* Exercise requirements
Copy out every line that contains "from".

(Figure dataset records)
>> start

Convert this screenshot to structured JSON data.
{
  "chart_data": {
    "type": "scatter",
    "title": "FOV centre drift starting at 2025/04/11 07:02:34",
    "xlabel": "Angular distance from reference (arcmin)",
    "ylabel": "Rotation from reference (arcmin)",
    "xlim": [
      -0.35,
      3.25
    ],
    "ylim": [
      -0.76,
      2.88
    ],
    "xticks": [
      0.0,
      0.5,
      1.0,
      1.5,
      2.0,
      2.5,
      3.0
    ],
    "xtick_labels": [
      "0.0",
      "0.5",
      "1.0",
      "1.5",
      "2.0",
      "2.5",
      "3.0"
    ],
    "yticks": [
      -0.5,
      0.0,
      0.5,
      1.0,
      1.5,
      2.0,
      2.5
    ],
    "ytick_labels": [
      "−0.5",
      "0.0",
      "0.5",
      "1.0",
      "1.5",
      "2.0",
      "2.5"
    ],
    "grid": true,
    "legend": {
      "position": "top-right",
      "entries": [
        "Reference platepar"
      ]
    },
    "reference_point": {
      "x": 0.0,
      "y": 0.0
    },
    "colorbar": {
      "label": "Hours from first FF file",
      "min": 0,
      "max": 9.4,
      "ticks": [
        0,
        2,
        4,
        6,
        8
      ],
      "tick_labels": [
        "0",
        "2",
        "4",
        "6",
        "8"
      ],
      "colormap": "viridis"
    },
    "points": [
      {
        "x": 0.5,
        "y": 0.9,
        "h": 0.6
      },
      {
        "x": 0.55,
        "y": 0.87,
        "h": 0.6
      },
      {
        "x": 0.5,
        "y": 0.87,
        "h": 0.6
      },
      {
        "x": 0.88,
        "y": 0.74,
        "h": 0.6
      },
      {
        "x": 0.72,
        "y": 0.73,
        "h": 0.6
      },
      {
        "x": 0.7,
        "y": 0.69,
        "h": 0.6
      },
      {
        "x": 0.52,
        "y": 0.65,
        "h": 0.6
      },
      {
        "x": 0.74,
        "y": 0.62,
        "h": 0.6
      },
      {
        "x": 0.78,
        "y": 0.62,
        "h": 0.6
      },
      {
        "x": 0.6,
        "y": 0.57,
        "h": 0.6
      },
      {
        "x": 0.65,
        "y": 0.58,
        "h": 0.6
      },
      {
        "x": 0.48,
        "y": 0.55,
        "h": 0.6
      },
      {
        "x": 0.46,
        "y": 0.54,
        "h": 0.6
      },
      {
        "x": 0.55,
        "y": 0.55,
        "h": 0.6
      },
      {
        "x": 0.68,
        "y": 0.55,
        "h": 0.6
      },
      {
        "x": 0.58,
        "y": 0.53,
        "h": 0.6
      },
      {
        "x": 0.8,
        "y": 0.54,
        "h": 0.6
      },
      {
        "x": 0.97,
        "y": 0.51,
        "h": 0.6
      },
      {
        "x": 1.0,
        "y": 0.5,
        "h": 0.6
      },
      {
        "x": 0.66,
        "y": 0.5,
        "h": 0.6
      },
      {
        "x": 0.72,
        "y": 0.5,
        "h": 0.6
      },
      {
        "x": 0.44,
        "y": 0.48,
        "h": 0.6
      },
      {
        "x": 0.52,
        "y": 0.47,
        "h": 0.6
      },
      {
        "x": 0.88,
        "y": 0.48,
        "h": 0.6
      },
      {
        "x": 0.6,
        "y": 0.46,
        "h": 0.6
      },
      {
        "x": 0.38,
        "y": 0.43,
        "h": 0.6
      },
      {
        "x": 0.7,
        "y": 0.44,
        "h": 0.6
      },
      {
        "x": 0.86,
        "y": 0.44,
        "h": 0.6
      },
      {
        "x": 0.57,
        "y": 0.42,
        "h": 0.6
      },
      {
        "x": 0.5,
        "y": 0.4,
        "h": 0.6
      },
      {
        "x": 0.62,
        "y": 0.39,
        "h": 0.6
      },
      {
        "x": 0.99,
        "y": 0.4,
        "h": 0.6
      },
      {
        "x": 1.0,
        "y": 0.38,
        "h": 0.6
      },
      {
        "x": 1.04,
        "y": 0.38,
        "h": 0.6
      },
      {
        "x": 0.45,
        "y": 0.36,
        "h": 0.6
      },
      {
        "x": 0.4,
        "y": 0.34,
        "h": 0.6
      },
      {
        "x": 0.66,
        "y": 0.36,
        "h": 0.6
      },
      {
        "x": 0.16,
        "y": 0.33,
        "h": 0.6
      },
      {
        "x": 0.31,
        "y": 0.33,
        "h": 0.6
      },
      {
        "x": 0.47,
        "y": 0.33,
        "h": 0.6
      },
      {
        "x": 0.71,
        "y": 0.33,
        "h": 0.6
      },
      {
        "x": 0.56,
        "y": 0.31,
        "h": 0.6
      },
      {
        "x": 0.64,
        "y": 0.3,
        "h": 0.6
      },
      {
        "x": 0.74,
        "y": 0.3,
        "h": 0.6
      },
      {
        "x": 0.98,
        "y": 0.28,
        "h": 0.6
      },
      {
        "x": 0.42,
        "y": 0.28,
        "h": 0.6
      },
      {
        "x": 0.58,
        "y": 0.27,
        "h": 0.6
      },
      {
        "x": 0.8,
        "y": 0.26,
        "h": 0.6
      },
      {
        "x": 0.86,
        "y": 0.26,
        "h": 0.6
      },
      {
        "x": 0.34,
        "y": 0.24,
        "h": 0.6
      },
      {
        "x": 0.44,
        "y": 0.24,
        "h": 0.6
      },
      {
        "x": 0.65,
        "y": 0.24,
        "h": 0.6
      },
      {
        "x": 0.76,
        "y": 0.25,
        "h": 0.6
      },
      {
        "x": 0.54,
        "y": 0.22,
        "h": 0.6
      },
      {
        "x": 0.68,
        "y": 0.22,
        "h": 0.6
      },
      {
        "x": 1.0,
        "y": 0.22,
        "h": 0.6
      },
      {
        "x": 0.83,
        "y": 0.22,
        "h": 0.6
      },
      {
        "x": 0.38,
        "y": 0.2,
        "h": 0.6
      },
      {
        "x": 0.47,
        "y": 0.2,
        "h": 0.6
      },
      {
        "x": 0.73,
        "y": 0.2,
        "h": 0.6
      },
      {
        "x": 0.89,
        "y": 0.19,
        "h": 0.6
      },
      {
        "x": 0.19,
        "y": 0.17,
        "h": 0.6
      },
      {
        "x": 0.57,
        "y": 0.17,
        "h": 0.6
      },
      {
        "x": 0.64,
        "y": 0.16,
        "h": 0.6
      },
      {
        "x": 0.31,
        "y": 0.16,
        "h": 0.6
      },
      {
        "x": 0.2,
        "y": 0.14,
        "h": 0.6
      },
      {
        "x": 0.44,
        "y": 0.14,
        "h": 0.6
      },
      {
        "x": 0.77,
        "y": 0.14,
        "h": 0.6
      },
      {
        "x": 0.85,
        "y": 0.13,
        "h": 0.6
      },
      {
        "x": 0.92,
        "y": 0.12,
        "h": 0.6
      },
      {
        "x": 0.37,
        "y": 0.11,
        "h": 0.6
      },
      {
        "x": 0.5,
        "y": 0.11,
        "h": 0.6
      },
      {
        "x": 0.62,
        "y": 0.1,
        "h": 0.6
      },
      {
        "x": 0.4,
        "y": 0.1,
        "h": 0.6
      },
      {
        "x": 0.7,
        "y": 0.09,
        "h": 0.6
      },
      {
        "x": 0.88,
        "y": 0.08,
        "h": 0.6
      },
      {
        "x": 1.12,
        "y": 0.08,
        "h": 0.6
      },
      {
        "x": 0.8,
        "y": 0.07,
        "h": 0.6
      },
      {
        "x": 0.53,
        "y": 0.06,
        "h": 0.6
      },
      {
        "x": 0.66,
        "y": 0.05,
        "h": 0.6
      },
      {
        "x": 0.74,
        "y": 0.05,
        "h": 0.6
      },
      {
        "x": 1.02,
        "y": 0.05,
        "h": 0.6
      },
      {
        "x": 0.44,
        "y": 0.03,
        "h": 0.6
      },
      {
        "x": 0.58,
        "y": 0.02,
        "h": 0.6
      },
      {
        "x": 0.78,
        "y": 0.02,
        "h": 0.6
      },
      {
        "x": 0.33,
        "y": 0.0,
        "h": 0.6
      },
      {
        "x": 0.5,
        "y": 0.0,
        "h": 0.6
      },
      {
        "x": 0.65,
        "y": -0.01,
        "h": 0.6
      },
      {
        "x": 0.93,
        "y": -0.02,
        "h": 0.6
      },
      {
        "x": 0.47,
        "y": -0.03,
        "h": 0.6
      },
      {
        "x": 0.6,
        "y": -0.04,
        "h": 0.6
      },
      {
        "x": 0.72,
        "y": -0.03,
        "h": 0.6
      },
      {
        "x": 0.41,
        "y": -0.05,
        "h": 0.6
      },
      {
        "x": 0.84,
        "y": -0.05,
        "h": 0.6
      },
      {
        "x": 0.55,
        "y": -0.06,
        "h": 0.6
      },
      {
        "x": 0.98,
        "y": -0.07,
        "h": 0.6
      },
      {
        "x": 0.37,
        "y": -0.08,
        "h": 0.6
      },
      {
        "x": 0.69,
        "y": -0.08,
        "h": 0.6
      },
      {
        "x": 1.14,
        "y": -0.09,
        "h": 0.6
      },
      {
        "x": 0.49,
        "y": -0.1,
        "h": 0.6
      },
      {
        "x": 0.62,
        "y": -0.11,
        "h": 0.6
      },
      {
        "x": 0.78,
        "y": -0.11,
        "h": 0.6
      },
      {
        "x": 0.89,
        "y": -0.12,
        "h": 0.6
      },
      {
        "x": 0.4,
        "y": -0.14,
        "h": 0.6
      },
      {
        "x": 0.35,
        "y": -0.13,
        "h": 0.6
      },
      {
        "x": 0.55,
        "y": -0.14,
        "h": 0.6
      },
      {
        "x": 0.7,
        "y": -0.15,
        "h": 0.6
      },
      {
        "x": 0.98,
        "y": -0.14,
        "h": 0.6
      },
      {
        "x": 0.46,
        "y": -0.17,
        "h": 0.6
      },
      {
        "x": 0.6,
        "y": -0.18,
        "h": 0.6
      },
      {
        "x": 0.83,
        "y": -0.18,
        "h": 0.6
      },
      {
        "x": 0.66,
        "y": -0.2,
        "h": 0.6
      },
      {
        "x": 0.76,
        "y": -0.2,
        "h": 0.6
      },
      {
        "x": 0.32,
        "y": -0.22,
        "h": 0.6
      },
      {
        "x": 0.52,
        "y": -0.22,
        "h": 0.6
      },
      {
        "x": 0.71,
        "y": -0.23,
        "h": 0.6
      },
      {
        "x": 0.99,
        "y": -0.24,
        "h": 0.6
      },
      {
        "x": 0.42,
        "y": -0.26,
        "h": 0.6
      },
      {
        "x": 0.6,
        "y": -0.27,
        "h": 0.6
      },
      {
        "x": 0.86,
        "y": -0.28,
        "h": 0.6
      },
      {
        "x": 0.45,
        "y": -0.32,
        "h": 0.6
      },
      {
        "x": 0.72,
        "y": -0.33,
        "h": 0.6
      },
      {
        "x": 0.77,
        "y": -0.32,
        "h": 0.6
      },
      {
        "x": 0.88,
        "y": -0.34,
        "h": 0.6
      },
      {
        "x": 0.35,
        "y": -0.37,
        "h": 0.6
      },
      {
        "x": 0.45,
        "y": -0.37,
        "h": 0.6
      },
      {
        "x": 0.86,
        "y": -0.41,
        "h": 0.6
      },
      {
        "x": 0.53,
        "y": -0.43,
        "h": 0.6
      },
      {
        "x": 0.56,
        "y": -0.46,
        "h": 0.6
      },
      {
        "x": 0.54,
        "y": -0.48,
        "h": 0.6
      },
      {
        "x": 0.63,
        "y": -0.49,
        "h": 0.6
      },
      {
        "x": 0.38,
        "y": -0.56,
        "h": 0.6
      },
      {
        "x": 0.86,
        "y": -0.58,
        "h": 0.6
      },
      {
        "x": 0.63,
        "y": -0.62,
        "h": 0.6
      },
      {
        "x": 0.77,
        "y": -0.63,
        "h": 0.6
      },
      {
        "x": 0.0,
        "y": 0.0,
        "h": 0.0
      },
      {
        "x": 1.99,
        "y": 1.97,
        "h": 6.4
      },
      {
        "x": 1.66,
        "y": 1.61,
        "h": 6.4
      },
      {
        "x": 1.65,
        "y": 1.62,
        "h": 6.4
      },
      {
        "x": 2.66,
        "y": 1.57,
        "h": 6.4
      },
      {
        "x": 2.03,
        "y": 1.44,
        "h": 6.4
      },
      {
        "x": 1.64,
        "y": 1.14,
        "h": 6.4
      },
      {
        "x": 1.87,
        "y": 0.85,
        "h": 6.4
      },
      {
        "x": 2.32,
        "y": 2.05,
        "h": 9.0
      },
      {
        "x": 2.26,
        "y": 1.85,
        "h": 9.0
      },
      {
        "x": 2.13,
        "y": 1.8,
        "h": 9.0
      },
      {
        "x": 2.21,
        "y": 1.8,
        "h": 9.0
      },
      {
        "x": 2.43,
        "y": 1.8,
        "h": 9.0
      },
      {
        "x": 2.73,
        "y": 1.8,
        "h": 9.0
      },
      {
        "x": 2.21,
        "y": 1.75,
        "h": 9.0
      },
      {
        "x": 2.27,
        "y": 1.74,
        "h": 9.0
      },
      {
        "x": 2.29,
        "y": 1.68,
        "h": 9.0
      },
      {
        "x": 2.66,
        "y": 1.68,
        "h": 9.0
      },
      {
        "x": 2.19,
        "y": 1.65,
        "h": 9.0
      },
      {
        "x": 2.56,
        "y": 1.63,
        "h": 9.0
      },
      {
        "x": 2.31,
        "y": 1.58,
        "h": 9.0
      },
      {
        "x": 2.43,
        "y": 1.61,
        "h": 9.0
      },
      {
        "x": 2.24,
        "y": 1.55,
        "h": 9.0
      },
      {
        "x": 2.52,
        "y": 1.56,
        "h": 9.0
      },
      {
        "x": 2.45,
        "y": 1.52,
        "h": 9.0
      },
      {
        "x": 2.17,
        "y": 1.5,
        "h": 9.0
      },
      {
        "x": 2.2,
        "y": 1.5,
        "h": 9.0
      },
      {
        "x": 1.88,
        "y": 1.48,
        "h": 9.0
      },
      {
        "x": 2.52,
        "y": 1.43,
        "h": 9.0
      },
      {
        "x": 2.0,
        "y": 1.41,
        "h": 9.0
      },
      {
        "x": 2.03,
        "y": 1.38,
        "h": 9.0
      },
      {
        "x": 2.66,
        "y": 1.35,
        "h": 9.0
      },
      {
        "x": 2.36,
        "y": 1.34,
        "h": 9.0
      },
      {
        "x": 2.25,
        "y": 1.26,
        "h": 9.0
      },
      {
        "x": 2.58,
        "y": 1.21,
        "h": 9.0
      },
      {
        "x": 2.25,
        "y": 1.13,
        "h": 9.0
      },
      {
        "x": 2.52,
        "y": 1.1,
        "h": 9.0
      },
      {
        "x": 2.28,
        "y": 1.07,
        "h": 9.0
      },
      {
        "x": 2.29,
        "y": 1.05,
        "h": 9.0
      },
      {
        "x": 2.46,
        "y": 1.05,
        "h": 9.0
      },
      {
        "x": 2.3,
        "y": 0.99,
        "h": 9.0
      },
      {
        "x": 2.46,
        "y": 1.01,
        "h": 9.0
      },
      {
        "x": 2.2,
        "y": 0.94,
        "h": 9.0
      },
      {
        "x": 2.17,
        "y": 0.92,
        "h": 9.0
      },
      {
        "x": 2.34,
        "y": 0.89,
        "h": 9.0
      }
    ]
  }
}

>> end

* Task output
    "xlabel": "Angular distance from reference (arcmin)",
    "ylabel": "Rotation from reference (arcmin)",
      "label": "Hours from first FF file",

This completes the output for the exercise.